— START —
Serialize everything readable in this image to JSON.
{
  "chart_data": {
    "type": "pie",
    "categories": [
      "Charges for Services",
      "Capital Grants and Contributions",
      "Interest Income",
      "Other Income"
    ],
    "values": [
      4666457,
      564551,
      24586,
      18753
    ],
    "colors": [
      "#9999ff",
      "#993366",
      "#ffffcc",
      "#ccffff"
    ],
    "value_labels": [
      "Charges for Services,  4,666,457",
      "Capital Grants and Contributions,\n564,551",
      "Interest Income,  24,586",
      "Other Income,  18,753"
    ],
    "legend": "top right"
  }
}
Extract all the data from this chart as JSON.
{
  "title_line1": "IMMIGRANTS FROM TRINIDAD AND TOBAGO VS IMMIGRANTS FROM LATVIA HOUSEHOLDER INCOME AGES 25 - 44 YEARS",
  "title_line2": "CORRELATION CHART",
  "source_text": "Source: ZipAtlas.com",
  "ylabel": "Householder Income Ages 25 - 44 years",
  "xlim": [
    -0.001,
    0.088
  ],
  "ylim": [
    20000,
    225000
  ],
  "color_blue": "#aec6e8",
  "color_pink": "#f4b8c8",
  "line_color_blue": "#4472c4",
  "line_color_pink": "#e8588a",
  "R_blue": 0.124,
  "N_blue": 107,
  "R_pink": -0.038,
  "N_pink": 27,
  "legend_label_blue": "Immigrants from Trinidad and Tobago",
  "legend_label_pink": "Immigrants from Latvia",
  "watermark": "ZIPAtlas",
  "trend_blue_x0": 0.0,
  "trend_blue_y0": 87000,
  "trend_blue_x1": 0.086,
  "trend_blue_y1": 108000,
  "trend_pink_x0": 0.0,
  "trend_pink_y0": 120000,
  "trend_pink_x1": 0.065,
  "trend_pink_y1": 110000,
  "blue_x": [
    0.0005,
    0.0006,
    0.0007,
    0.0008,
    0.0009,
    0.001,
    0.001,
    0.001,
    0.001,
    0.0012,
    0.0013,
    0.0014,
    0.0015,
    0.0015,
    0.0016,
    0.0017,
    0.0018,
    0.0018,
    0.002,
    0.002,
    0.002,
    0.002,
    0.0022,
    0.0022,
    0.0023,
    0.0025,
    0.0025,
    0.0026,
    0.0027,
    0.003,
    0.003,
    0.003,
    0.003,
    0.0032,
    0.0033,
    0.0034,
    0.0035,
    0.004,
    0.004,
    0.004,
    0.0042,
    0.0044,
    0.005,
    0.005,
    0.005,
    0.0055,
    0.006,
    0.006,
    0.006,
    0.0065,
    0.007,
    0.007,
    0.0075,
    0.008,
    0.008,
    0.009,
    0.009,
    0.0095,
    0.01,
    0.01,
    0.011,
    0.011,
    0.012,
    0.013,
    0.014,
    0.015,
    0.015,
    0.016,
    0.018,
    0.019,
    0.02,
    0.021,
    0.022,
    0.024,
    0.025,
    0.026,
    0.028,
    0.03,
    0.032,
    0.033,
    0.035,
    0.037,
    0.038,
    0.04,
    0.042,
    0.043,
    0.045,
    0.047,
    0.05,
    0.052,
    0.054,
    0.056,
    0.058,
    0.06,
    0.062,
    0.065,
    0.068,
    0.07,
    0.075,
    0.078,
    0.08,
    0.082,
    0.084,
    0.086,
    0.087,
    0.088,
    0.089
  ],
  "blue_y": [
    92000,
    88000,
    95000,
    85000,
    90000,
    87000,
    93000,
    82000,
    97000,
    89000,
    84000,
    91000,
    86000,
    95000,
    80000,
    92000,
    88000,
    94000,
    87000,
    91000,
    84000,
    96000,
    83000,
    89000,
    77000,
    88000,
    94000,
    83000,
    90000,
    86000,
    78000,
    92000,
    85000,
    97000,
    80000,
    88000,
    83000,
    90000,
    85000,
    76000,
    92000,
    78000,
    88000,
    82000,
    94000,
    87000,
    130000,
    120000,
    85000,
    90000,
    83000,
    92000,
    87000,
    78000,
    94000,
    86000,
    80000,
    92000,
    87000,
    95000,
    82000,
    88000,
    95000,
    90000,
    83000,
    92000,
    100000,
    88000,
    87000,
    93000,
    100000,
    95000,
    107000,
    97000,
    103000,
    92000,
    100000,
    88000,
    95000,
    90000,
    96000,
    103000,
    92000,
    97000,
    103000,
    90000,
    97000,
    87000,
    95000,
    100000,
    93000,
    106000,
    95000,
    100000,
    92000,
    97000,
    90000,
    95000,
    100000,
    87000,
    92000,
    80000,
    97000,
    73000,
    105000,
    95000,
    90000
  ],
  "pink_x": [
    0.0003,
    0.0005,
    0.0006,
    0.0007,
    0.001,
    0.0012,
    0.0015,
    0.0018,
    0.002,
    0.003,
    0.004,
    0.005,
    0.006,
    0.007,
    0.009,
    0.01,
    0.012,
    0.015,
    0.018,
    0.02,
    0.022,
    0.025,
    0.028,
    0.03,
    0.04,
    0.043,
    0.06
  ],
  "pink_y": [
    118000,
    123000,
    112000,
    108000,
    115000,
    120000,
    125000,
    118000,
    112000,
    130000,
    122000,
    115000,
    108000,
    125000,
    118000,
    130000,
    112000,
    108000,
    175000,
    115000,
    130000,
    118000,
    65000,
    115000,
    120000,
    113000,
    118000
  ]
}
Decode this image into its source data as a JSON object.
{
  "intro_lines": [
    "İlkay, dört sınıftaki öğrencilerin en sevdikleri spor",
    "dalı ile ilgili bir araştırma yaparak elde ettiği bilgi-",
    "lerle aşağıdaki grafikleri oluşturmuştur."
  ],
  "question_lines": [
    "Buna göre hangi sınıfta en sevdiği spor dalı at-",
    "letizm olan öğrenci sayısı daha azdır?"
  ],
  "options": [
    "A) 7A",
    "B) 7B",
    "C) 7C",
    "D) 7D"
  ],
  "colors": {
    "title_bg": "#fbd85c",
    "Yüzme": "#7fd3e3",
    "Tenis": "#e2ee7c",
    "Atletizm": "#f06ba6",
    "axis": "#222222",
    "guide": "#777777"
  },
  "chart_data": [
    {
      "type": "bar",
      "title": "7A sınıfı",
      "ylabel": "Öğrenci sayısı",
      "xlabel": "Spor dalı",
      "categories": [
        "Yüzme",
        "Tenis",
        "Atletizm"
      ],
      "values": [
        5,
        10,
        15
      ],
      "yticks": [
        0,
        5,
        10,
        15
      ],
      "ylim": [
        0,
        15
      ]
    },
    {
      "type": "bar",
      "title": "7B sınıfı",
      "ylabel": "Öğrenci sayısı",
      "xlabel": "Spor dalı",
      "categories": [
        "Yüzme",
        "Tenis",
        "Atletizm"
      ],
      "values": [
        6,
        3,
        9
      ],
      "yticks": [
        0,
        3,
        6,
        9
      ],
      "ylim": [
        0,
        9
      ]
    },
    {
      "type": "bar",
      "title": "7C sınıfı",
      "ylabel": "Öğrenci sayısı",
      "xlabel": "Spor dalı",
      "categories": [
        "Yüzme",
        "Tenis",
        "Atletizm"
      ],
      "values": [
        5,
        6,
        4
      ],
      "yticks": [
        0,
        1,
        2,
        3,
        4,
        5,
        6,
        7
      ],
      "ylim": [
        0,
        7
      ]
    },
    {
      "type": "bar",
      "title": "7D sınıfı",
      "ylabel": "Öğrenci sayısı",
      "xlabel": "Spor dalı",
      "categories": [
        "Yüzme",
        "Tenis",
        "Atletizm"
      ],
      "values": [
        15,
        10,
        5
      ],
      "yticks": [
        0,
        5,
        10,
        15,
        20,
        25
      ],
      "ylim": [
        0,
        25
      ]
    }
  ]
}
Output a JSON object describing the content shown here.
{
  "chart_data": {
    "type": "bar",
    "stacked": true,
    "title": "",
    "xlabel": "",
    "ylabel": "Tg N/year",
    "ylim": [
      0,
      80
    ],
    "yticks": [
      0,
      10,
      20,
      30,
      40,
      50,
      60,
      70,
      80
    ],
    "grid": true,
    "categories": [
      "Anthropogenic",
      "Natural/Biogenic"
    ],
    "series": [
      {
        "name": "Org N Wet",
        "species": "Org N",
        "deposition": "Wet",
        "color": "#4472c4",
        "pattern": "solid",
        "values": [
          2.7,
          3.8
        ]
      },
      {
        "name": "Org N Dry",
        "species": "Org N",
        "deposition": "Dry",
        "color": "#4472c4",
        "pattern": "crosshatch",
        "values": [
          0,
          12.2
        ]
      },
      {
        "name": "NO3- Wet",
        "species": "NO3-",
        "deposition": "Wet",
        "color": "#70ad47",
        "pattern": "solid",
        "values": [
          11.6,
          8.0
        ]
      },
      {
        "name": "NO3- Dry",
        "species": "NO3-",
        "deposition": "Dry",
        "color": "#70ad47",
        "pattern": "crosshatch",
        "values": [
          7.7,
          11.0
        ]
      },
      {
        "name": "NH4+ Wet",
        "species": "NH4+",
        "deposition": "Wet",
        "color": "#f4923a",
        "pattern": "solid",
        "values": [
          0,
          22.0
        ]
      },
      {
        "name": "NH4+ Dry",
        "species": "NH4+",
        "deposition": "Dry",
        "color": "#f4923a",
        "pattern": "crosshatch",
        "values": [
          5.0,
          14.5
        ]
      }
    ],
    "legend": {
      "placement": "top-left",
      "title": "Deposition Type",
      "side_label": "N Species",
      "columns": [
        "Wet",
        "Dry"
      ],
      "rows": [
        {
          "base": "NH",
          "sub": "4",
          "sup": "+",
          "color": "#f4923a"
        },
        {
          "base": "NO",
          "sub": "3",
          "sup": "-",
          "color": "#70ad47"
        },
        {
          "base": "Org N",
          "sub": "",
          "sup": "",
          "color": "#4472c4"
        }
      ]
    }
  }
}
— END —
> _Task to complete_: How many lines in the records above contain the word "Services"? Reply with the number and nothing more.

> _Complete response_: 2